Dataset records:
......
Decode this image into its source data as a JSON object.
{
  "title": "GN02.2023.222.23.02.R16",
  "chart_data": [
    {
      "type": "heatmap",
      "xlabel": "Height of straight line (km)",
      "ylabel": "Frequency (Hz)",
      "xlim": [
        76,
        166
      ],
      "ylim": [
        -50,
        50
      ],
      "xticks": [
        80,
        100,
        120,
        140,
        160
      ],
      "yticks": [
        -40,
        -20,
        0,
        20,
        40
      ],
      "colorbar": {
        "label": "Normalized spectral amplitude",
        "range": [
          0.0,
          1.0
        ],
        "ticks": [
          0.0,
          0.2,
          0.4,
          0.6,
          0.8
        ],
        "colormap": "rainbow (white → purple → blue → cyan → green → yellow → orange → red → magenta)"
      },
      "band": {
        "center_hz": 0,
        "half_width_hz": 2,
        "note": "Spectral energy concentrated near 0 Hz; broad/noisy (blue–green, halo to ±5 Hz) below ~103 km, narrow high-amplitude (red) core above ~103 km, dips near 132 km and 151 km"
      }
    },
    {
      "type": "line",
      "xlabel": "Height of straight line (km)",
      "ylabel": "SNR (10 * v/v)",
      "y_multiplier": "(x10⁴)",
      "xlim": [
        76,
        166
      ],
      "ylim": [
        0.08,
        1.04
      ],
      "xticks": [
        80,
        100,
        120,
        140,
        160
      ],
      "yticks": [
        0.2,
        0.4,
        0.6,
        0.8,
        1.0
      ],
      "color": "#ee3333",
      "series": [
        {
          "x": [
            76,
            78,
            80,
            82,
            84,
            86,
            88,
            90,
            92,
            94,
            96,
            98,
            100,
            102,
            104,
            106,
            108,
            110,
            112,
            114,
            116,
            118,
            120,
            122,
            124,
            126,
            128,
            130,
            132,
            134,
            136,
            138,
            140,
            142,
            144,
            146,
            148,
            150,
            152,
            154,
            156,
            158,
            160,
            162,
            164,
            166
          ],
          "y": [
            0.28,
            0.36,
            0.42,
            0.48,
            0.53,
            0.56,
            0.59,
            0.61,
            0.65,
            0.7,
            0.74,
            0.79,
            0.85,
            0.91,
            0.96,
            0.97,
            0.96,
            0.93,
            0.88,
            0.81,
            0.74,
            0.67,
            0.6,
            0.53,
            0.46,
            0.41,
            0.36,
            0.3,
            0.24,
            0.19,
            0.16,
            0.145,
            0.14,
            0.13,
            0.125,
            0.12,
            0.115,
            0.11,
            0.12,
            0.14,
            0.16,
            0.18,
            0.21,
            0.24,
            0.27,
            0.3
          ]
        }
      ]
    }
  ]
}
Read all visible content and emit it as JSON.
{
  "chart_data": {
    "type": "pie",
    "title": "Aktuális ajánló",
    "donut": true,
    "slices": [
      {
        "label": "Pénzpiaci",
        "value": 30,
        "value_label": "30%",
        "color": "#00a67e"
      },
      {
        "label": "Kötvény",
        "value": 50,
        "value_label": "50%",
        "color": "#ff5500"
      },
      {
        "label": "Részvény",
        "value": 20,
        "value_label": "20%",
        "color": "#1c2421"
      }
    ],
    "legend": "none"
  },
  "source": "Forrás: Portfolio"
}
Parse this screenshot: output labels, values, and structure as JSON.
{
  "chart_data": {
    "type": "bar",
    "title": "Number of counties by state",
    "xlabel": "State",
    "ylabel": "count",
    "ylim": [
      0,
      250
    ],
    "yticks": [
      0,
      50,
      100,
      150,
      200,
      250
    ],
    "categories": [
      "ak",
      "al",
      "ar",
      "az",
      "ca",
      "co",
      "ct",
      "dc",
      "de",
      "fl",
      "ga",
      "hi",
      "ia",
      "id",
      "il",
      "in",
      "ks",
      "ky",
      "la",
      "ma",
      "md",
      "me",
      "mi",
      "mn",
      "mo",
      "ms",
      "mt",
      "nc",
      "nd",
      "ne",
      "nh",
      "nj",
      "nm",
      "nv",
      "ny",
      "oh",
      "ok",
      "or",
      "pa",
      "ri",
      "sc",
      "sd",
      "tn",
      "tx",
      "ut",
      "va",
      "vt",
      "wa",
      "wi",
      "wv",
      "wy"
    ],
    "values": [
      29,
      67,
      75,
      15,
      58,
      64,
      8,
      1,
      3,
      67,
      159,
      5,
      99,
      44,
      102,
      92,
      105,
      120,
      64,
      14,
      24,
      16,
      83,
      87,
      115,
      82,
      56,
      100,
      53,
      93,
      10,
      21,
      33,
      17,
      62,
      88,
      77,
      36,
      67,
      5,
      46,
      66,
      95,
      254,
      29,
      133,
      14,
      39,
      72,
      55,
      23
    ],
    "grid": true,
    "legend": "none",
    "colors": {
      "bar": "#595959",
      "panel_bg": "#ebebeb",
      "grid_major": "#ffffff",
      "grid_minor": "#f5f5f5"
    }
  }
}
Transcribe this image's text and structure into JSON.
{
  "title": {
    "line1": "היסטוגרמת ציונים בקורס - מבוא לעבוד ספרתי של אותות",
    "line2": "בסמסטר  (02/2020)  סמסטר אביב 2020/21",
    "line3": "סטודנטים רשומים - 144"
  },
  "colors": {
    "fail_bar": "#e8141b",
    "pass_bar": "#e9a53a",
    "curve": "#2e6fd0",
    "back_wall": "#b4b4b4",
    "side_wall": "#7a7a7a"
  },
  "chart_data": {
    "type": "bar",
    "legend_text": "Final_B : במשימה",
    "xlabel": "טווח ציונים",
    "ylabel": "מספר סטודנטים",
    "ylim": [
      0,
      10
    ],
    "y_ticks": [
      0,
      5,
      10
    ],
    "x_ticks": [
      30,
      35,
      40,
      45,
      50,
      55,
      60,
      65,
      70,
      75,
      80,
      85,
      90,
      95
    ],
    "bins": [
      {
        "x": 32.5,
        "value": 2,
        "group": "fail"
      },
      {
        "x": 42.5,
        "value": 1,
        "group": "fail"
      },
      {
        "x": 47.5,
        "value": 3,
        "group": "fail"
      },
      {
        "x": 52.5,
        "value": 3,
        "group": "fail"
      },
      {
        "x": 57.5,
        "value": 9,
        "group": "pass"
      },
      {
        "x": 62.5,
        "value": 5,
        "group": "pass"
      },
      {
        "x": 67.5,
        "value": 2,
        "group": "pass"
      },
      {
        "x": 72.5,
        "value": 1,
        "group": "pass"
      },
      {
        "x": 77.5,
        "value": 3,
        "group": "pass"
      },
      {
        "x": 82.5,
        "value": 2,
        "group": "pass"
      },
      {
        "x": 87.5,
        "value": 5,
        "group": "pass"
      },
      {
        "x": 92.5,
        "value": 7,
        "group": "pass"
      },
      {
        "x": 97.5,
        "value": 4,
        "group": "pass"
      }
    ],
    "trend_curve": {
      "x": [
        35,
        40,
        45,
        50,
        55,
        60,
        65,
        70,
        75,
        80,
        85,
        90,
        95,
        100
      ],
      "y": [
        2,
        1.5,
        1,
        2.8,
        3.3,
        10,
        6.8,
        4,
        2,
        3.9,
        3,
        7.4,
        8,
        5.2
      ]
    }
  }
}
......
• _Stated problem_:
All of the entries should be written out again exactly.

• _Output of the exercise_:
Decode this image into its source data as a JSON object.
{
  "title": "GN02.2023.222.23.02.R16",
  "chart_data": [
    {
      "type": "heatmap",
      "xlabel": "Height of straight line (km)",
      "ylabel": "Frequency (Hz)",
      "xlim": [
        76,
        166
      ],
      "ylim": [
        -50,
        50
      ],
      "xticks": [
        80,
        100,
        120,
        140,
        160
      ],
      "yticks": [
        -40,
        -20,
        0,
        20,
        40
      ],
      "colorbar": {
        "label": "Normalized spectral amplitude",
        "range": [
          0.0,
          1.0
        ],
        "ticks": [
          0.0,
          0.2,
          0.4,
          0.6,
          0.8
        ],
        "colormap": "rainbow (white → purple → blue → cyan → green → yellow → orange → red → magenta)"
      },
      "band": {
        "center_hz": 0,
        "half_width_hz": 2,
        "note": "Spectral energy concentrated near 0 Hz; broad/noisy (blue–green, halo to ±5 Hz) below ~103 km, narrow high-amplitude (red) core above ~103 km, dips near 132 km and 151 km"
      }
    },
    {
      "type": "line",
      "xlabel": "Height of straight line (km)",
      "ylabel": "SNR (10 * v/v)",
      "y_multiplier": "(x10⁴)",
      "xlim": [
        76,
        166
      ],
      "ylim": [
        0.08,
        1.04
      ],
      "xticks": [
        80,
        100,
        120,
        140,
        160
      ],
      "yticks": [
        0.2,
        0.4,
        0.6,
        0.8,
        1.0
      ],
      "color": "#ee3333",
      "series": [
        {
          "x": [
            76,
            78,
            80,
            82,
            84,
            86,
            88,
            90,
            92,
            94,
            96,
            98,
            100,
            102,
            104,
            106,
            108,
            110,
            112,
            114,
            116,
            118,
            120,
            122,
            124,
            126,
            128,
            130,
            132,
            134,
            136,
            138,
            140,
            142,
            144,
            146,
            148,
            150,
            152,
            154,
            156,
            158,
            160,
            162,
            164,
            166
          ],
          "y": [
            0.28,
            0.36,
            0.42,
            0.48,
            0.53,
            0.56,
            0.59,
            0.61,
            0.65,
            0.7,
            0.74,
            0.79,
            0.85,
            0.91,
            0.96,
            0.97,
            0.96,
            0.93,
            0.88,
            0.81,
            0.74,
            0.67,
            0.6,
            0.53,
            0.46,
            0.41,
            0.36,
            0.3,
            0.24,
            0.19,
            0.16,
            0.145,
            0.14,
            0.13,
            0.125,
            0.12,
            0.115,
            0.11,
            0.12,
            0.14,
            0.16,
            0.18,
            0.21,
            0.24,
            0.27,
            0.3
          ]
        }
      ]
    }
  ]
}
Read all visible content and emit it as JSON.
{
  "chart_data": {
    "type": "pie",
    "title": "Aktuális ajánló",
    "donut": true,
    "slices": [
      {
        "label": "Pénzpiaci",
        "value": 30,
        "value_label": "30%",
        "color": "#00a67e"
      },
      {
        "label": "Kötvény",
        "value": 50,
        "value_label": "50%",
        "color": "#ff5500"
      },
      {
        "label": "Részvény",
        "value": 20,
        "value_label": "20%",
        "color": "#1c2421"
      }
    ],
    "legend": "none"
  },
  "source": "Forrás: Portfolio"
}
Parse this screenshot: output labels, values, and structure as JSON.
{
  "chart_data": {
    "type": "bar",
    "title": "Number of counties by state",
    "xlabel": "State",
    "ylabel": "count",
    "ylim": [
      0,
      250
    ],
    "yticks": [
      0,
      50,
      100,
      150,
      200,
      250
    ],
    "categories": [
      "ak",
      "al",
      "ar",
      "az",
      "ca",
      "co",
      "ct",
      "dc",
      "de",
      "fl",
      "ga",
      "hi",
      "ia",
      "id",
      "il",
      "in",
      "ks",
      "ky",
      "la",
      "ma",
      "md",
      "me",
      "mi",
      "mn",
      "mo",
      "ms",
      "mt",
      "nc",
      "nd",
      "ne",
      "nh",
      "nj",
      "nm",
      "nv",
      "ny",
      "oh",
      "ok",
      "or",
      "pa",
      "ri",
      "sc",
      "sd",
      "tn",
      "tx",
      "ut",
      "va",
      "vt",
      "wa",
      "wi",
      "wv",
      "wy"
    ],
    "values": [
      29,
      67,
      75,
      15,
      58,
      64,
      8,
      1,
      3,
      67,
      159,
      5,
      99,
      44,
      102,
      92,
      105,
      120,
      64,
      14,
      24,
      16,
      83,
      87,
      115,
      82,
      56,
      100,
      53,
      93,
      10,
      21,
      33,
      17,
      62,
      88,
      77,
      36,
      67,
      5,
      46,
      66,
      95,
      254,
      29,
      133,
      14,
      39,
      72,
      55,
      23
    ],
    "grid": true,
    "legend": "none",
    "colors": {
      "bar": "#595959",
      "panel_bg": "#ebebeb",
      "grid_major": "#ffffff",
      "grid_minor": "#f5f5f5"
    }
  }
}
Transcribe this image's text and structure into JSON.
{
  "title": {
    "line1": "היסטוגרמת ציונים בקורס - מבוא לעבוד ספרתי של אותות",
    "line2": "בסמסטר  (02/2020)  סמסטר אביב 2020/21",
    "line3": "סטודנטים רשומים - 144"
  },
  "colors": {
    "fail_bar": "#e8141b",
    "pass_bar": "#e9a53a",
    "curve": "#2e6fd0",
    "back_wall": "#b4b4b4",
    "side_wall": "#7a7a7a"
  },
  "chart_data": {
    "type": "bar",
    "legend_text": "Final_B : במשימה",
    "xlabel": "טווח ציונים",
    "ylabel": "מספר סטודנטים",
    "ylim": [
      0,
      10
    ],
    "y_ticks": [
      0,
      5,
      10
    ],
    "x_ticks": [
      30,
      35,
      40,
      45,
      50,
      55,
      60,
      65,
      70,
      75,
      80,
      85,
      90,
      95
    ],
    "bins": [
      {
        "x": 32.5,
        "value": 2,
        "group": "fail"
      },
      {
        "x": 42.5,
        "value": 1,
        "group": "fail"
      },
      {
        "x": 47.5,
        "value": 3,
        "group": "fail"
      },
      {
        "x": 52.5,
        "value": 3,
        "group": "fail"
      },
      {
        "x": 57.5,
        "value": 9,
        "group": "pass"
      },
      {
        "x": 62.5,
        "value": 5,
        "group": "pass"
      },
      {
        "x": 67.5,
        "value": 2,
        "group": "pass"
      },
      {
        "x": 72.5,
        "value": 1,
        "group": "pass"
      },
      {
        "x": 77.5,
        "value": 3,
        "group": "pass"
      },
      {
        "x": 82.5,
        "value": 2,
        "group": "pass"
      },
      {
        "x": 87.5,
        "value": 5,
        "group": "pass"
      },
      {
        "x": 92.5,
        "value": 7,
        "group": "pass"
      },
      {
        "x": 97.5,
        "value": 4,
        "group": "pass"
      }
    ],
    "trend_curve": {
      "x": [
        35,
        40,
        45,
        50,
        55,
        60,
        65,
        70,
        75,
        80,
        85,
        90,
        95,
        100
      ],
      "y": [
        2,
        1.5,
        1,
        2.8,
        3.3,
        10,
        6.8,
        4,
        2,
        3.9,
        3,
        7.4,
        8,
        5.2
      ]
    }
  }
}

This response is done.